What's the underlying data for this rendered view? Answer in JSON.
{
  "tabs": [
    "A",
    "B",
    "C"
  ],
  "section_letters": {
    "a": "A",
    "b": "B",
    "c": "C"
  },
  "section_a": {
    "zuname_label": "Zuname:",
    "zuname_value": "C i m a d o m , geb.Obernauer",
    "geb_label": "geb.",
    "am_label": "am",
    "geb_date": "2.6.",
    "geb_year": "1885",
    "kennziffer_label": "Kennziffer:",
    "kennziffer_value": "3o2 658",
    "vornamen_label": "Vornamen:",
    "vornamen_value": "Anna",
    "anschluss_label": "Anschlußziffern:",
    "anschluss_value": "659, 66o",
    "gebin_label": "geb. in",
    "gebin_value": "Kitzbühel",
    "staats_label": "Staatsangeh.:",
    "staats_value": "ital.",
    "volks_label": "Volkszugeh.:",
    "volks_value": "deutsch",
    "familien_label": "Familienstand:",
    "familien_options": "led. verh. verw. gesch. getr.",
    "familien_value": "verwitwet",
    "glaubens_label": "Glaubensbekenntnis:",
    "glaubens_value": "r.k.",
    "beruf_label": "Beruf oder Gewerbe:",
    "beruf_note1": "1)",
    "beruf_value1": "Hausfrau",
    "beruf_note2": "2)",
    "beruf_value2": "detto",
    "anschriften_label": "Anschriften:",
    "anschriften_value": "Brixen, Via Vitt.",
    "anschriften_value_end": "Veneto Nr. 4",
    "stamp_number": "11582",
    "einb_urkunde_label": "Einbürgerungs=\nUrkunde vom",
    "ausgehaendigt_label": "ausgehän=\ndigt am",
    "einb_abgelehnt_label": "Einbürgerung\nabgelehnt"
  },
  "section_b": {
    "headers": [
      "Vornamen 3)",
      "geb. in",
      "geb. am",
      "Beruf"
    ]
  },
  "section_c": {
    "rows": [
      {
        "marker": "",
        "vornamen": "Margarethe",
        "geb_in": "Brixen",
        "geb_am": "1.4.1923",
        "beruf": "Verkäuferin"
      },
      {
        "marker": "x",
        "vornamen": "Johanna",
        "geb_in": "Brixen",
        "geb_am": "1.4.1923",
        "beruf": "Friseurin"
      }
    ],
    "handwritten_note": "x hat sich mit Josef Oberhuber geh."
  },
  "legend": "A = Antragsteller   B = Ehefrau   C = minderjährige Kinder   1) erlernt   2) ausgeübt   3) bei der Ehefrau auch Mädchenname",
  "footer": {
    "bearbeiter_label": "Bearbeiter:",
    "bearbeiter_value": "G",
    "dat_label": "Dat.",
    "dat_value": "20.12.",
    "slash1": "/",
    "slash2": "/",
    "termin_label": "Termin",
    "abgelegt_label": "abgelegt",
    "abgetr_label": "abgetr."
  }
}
▬▬▬▬▬▬
The task
Return the listing above word for word.

Complete response
What's the underlying data for this rendered view? Answer in JSON.
{
  "tabs": [
    "A",
    "B",
    "C"
  ],
  "section_letters": {
    "a": "A",
    "b": "B",
    "c": "C"
  },
  "section_a": {
    "zuname_label": "Zuname:",
    "zuname_value": "C i m a d o m , geb.Obernauer",
    "geb_label": "geb.",
    "am_label": "am",
    "geb_date": "2.6.",
    "geb_year": "1885",
    "kennziffer_label": "Kennziffer:",
    "kennziffer_value": "3o2 658",
    "vornamen_label": "Vornamen:",
    "vornamen_value": "Anna",
    "anschluss_label": "Anschlußziffern:",
    "anschluss_value": "659, 66o",
    "gebin_label": "geb. in",
    "gebin_value": "Kitzbühel",
    "staats_label": "Staatsangeh.:",
    "staats_value": "ital.",
    "volks_label": "Volkszugeh.:",
    "volks_value": "deutsch",
    "familien_label": "Familienstand:",
    "familien_options": "led. verh. verw. gesch. getr.",
    "familien_value": "verwitwet",
    "glaubens_label": "Glaubensbekenntnis:",
    "glaubens_value": "r.k.",
    "beruf_label": "Beruf oder Gewerbe:",
    "beruf_note1": "1)",
    "beruf_value1": "Hausfrau",
    "beruf_note2": "2)",
    "beruf_value2": "detto",
    "anschriften_label": "Anschriften:",
    "anschriften_value": "Brixen, Via Vitt.",
    "anschriften_value_end": "Veneto Nr. 4",
    "stamp_number": "11582",
    "einb_urkunde_label": "Einbürgerungs=\nUrkunde vom",
    "ausgehaendigt_label": "ausgehän=\ndigt am",
    "einb_abgelehnt_label": "Einbürgerung\nabgelehnt"
  },
  "section_b": {
    "headers": [
      "Vornamen 3)",
      "geb. in",
      "geb. am",
      "Beruf"
    ]
  },
  "section_c": {
    "rows": [
      {
        "marker": "",
        "vornamen": "Margarethe",
        "geb_in": "Brixen",
        "geb_am": "1.4.1923",
        "beruf": "Verkäuferin"
      },
      {
        "marker": "x",
        "vornamen": "Johanna",
        "geb_in": "Brixen",
        "geb_am": "1.4.1923",
        "beruf": "Friseurin"
      }
    ],
    "handwritten_note": "x hat sich mit Josef Oberhuber geh."
  },
  "legend": "A = Antragsteller   B = Ehefrau   C = minderjährige Kinder   1) erlernt   2) ausgeübt   3) bei der Ehefrau auch Mädchenname",
  "footer": {
    "bearbeiter_label": "Bearbeiter:",
    "bearbeiter_value": "G",
    "dat_label": "Dat.",
    "dat_value": "20.12.",
    "slash1": "/",
    "slash2": "/",
    "termin_label": "Termin",
    "abgelegt_label": "abgelegt",
    "abgetr_label": "abgetr."
  }
}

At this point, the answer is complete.